Dataset entries:
[start]
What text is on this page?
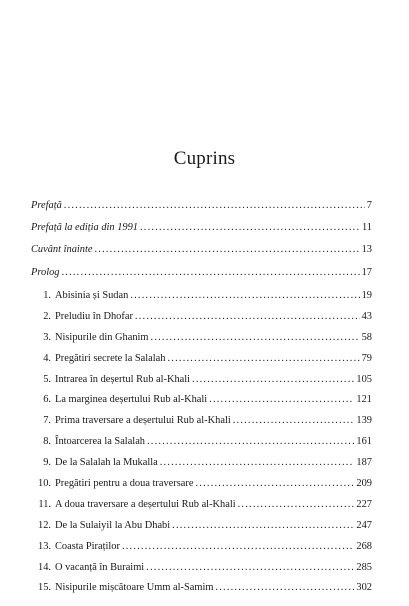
Cuprins
Prefață .....	7
Prefață la ediția din 1991 .....	11
Cuvânt înainte .....	13
Prolog .....	17
1. Abisinia și Sudan .....	19
2. Preludiu în Dhofar .....	43
3. Nisipurile din Ghanim .....	58
4. Pregătiri secrete la Salalah .....	79
5. Intrarea în deșertul Rub al-Khali .....	105
6. La marginea deșertului Rub al-Khali .....	121
7. Prima traversare a deșertului Rub al-Khali .....	139
8. Întoarcerea la Salalah .....	161
9. De la Salalah la Mukalla .....	187
10. Pregătiri pentru a doua traversare .....	209
11. A doua traversare a deșertului Rub al-Khali .....	227
12. De la Sulaiyil la Abu Dhabi .....	247
13. Coasta Piraților .....	268
14. O vacanță în Buraimi .....	285
15. Nisipurile mișcătoare Umm al-Samim .....	302
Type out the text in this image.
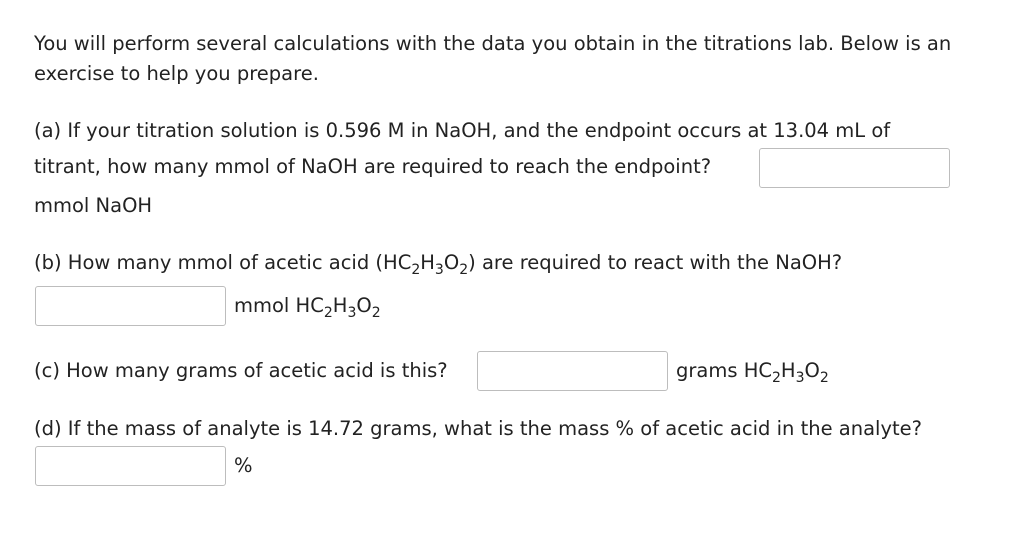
You will perform several calculations with the data you obtain in the titrations lab. Below is an
exercise to help you prepare.
(a) If your titration solution is 0.596 M in NaOH, and the endpoint occurs at 13.04 mL of
titrant, how many mmol of NaOH are required to reach the endpoint?
mmol NaOH
(b) How many mmol of acetic acid $(HC_2H_3O_2)$ are required to react with the NaOH?
mmol $HC_2H_3O_2$
(c) How many grams of acetic acid is this?	grams $HC_2H_3O_2$
(d) If the mass of analyte is 14.72 grams, what is the mass % of acetic acid in the analyte?
%
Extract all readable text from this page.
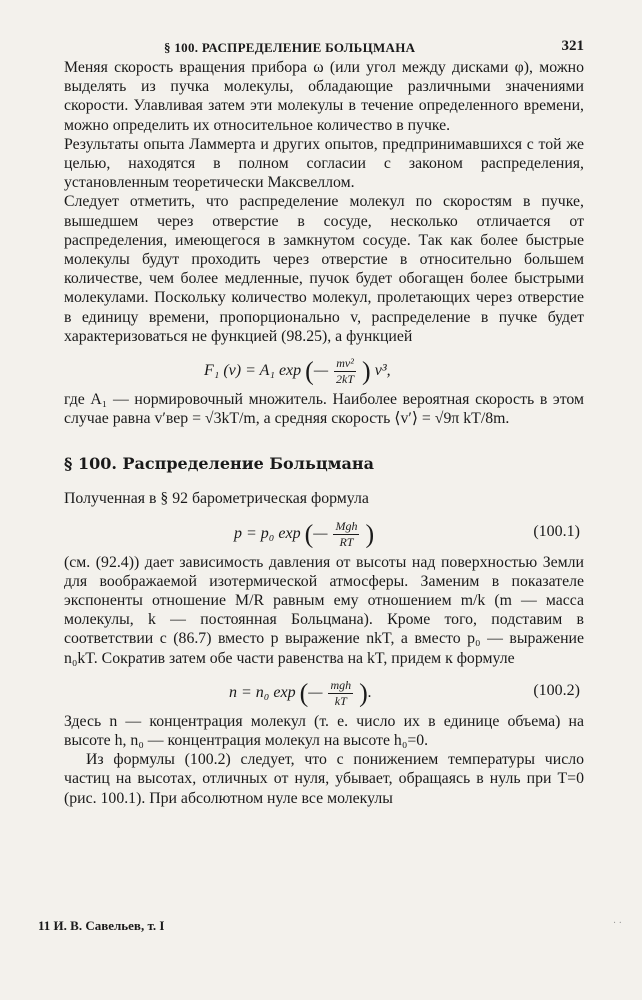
§ 100. РАСПРЕДЕЛЕНИЕ БОЛЬЦМАНА	321

Меняя скорость вращения прибора ω (или угол между дисками φ), можно выделять из пучка молекулы, обладающие различными значениями скорости. Улавливая затем эти молекулы в течение определенного времени, можно определить их относительное количество в пучке.

Результаты опыта Ламмерта и других опытов, предпринимавшихся с той же целью, находятся в полном согласии с законом распределения, установленным теоретически Максвеллом.

Следует отметить, что распределение молекул по скоростям в пучке, вышедшем через отверстие в сосуде, несколько отличается от распределения, имеющегося в замкнутом сосуде. Так как более быстрые молекулы будут проходить через отверстие в относительно большем количестве, чем более медленные, пучок будет обогащен более быстрыми молекулами. Поскольку количество молекул, пролетающих через отверстие в единицу времени, пропорционально v, распределение в пучке будет характеризоваться не функцией (98.25), а функцией

F₁ (v) = A₁ exp (— $\frac{\text{mv²}}{2kT}$ ) v³,

где A₁ — нормировочный множитель. Наиболее вероятная скорость в этом случае равна v′вер = √3kT/m, а средняя скорость ⟨v′⟩ = √9π kT/8m.

§ 100. Распределение Больцмана

Полученная в § 92 барометрическая формула

p = p₀ exp (— $\frac{\text{Mgh}}{RT}$ )	(100.1)

(см. (92.4)) дает зависимость давления от высоты над поверхностью Земли для воображаемой изотермической атмосферы. Заменим в показателе экспоненты отношение M/R равным ему отношением m/k (m — масса молекулы, k — постоянная Больцмана). Кроме того, подставим в соответствии с (86.7) вместо p выражение nkT, а вместо p₀ — выражение n₀kT. Сократив затем обе части равенства на kT, придем к формуле

n = n₀ exp (— $\frac{\text{mgh}}{kT}$ ).	(100.2)

Здесь n — концентрация молекул (т. е. число их в единице объема) на высоте h, n₀ — концентрация молекул на высоте h₀=0.

Из формулы (100.2) следует, что с понижением температуры число частиц на высотах, отличных от нуля, убывает, обращаясь в нуль при T=0 (рис. 100.1). При абсолютном нуле все молекулы

11 И. В. Савельев, т. I	· ·
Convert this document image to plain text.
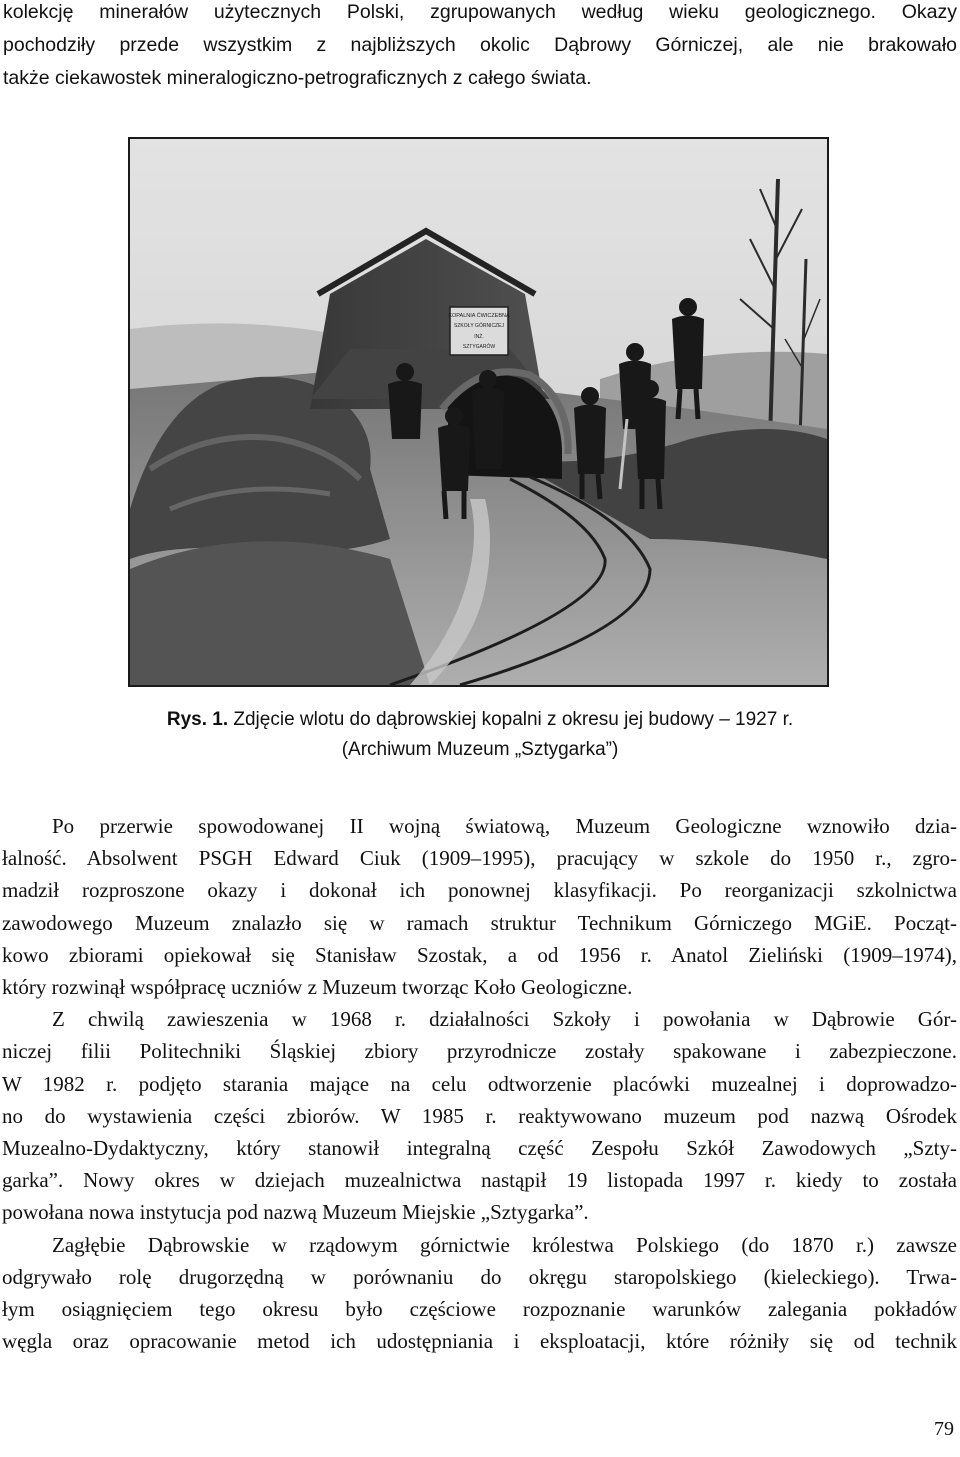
kolekcję minerałów użytecznych Polski, zgrupowanych według wieku geologicznego. Okazy
pochodziły przede wszystkim z najbliższych okolic Dąbrowy Górniczej, ale nie brakowało
także ciekawostek mineralogiczno-petrograficznych z całego świata.
KOPALNIA ĆWICZEBNA
SZKOŁY GÓRNICZEJ
INŻ.
SZTYGARÓW
Rys. 1. Zdjęcie wlotu do dąbrowskiej kopalni z okresu jej budowy – 1927 r.
(Archiwum Muzeum „Sztygarka”)
Po przerwie spowodowanej II wojną światową, Muzeum Geologiczne wznowiło dzia-
łalność. Absolwent PSGH Edward Ciuk (1909–1995), pracujący w szkole do 1950 r., zgro-
madził rozproszone okazy i dokonał ich ponownej klasyfikacji. Po reorganizacji szkolnictwa
zawodowego Muzeum znalazło się w ramach struktur Technikum Górniczego MGiE. Począt-
kowo zbiorami opiekował się Stanisław Szostak, a od 1956 r. Anatol Zieliński (1909–1974),
który rozwinął współpracę uczniów z Muzeum tworząc Koło Geologiczne.
Z chwilą zawieszenia w 1968 r. działalności Szkoły i powołania w Dąbrowie Gór-
niczej filii Politechniki Śląskiej zbiory przyrodnicze zostały spakowane i zabezpieczone.
W 1982 r. podjęto starania mające na celu odtworzenie placówki muzealnej i doprowadzo-
no do wystawienia części zbiorów. W 1985 r. reaktywowano muzeum pod nazwą Ośrodek
Muzealno-Dydaktyczny, który stanowił integralną część Zespołu Szkół Zawodowych „Szty-
garka”. Nowy okres w dziejach muzealnictwa nastąpił 19 listopada 1997 r. kiedy to została
powołana nowa instytucja pod nazwą Muzeum Miejskie „Sztygarka”.
Zagłębie Dąbrowskie w rządowym górnictwie królestwa Polskiego (do 1870 r.) zawsze
odgrywało rolę drugorzędną w porównaniu do okręgu staropolskiego (kieleckiego). Trwa-
łym osiągnięciem tego okresu było częściowe rozpoznanie warunków zalegania pokładów
węgla oraz opracowanie metod ich udostępniania i eksploatacji, które różniły się od technik
79
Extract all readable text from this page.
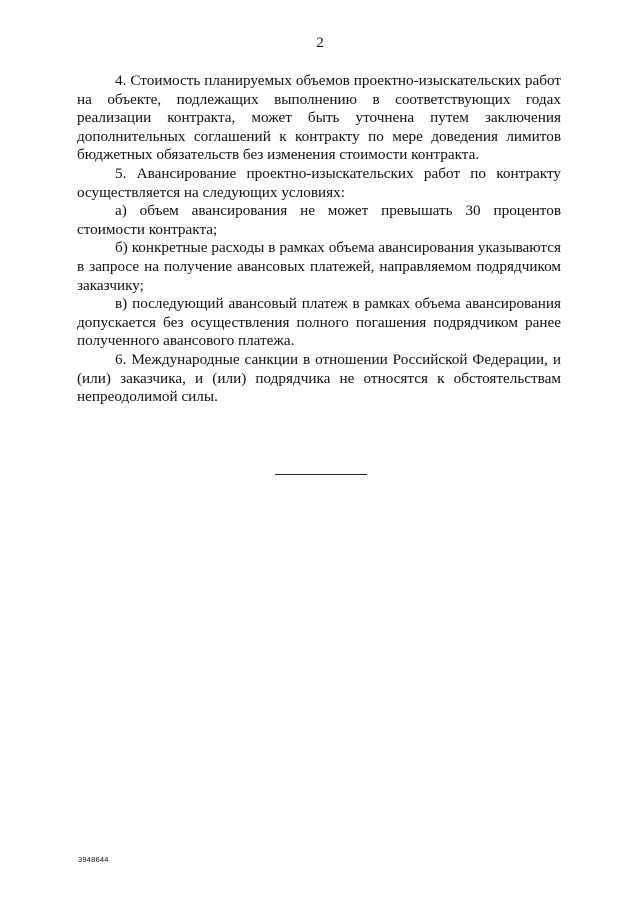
2

4. Стоимость планируемых объемов проектно-изыскательских работ на объекте, подлежащих выполнению в соответствующих годах реализации контракта, может быть уточнена путем заключения дополнительных соглашений к контракту по мере доведения лимитов бюджетных обязательств без изменения стоимости контракта.

5. Авансирование проектно-изыскательских работ по контракту осуществляется на следующих условиях:

а) объем авансирования не может превышать 30 процентов стоимости контракта;

б) конкретные расходы в рамках объема авансирования указываются в запросе на получение авансовых платежей, направляемом подрядчиком заказчику;

в) последующий авансовый платеж в рамках объема авансирования допускается без осуществления полного погашения подрядчиком ранее полученного авансового платежа.

6. Международные санкции в отношении Российской Федерации, и (или) заказчика, и (или) подрядчика не относятся к обстоятельствам непреодолимой силы.

3948644
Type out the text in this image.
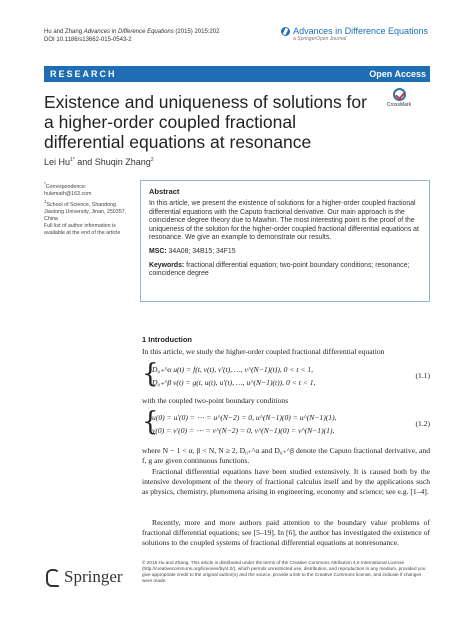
Hu and Zhang Advances in Difference Equations (2015) 2015:202
DOI 10.1186/s13662-015-0543-2
Advances in Difference Equations
a SpringerOpen Journal
RESEARCH	Open Access
Existence and uniqueness of solutions for a higher-order coupled fractional differential equations at resonance
CrossMark
Lei $Hu^{1*}$ and Shuqin Zhang$^2$
*Correspondence:
hulemath@163.com
$^1$School of Science, Shandong Jiaotong University, Jinan, 250357, China
Full list of author information is available at the end of the article
Abstract

In this article, we present the existence of solutions for a higher-order coupled fractional differential equations with the Caputo fractional derivative. Our main approach is the coincidence degree theory due to Mawhin. The most interesting point is the proof of the uniqueness of the solution for the higher-order coupled fractional differential equations at resonance. We give an example to demonstrate our results.

MSC: 34A08; 34B15; 34F15
Keywords: fractional differential equation; two-point boundary conditions; resonance; coincidence degree
1 Introduction

In this article, we study the higher-order coupled fractional differential equation

{
D₀₊^α u(t) = f(t, v(t), v′(t), …, v^(N−1)(t)), 0 < t < 1,
D₀₊^β v(t) = g(t, u(t), u′(t), …, u^(N−1)(t)), 0 < t < 1,
(1.1)

with the coupled two-point boundary conditions

{
u(0) = u′(0) = ⋯ = u^(N−2) = 0, u^(N−1)(0) = u^(N−1)(1),
v(0) = v′(0) = ⋯ = v^(N−2) = 0, v^(N−1)(0) = v^(N−1)(1),
(1.2)

where N − 1 < α, β < N, N ≥ 2, D₀₊^α and D₀₊^β denote the Caputo fractional derivative, and f, g are given continuous functions.

Fractional differential equations have been studied extensively. It is caused both by the intensive development of the theory of fractional calculus itself and by the applications such as physics, chemistry, phenomena arising in engineering, economy and science; see e.g. [1–4].

Recently, more and more authors paid attention to the boundary value problems of fractional differential equations; see [5–19]. In [6], the author has investigated the existence of solutions to the coupled systems of fractional differential equations at nonresonance.

Springer

© 2015 Hu and Zhang. This article is distributed under the terms of the Creative Commons Attribution 4.0 International License (http://creativecommons.org/licenses/by/4.0/), which permits unrestricted use, distribution, and reproduction in any medium, provided you give appropriate credit to the original author(s) and the source, provide a link to the Creative Commons license, and indicate if changes were made.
[end]
GOAL:
Identify each line of the material where the word "контракту" shows up, and copy it.

SOLUTION TO THE EXERCISE:
4. Стоимость планируемых объемов проектно-изыскательских работ на объекте, подлежащих выполнению в соответствующих годах реализации контракта, может быть уточнена путем заключения дополнительных соглашений к контракту по мере доведения лимитов бюджетных обязательств без изменения стоимости контракта.
5. Авансирование проектно-изыскательских работ по контракту осуществляется на следующих условиях:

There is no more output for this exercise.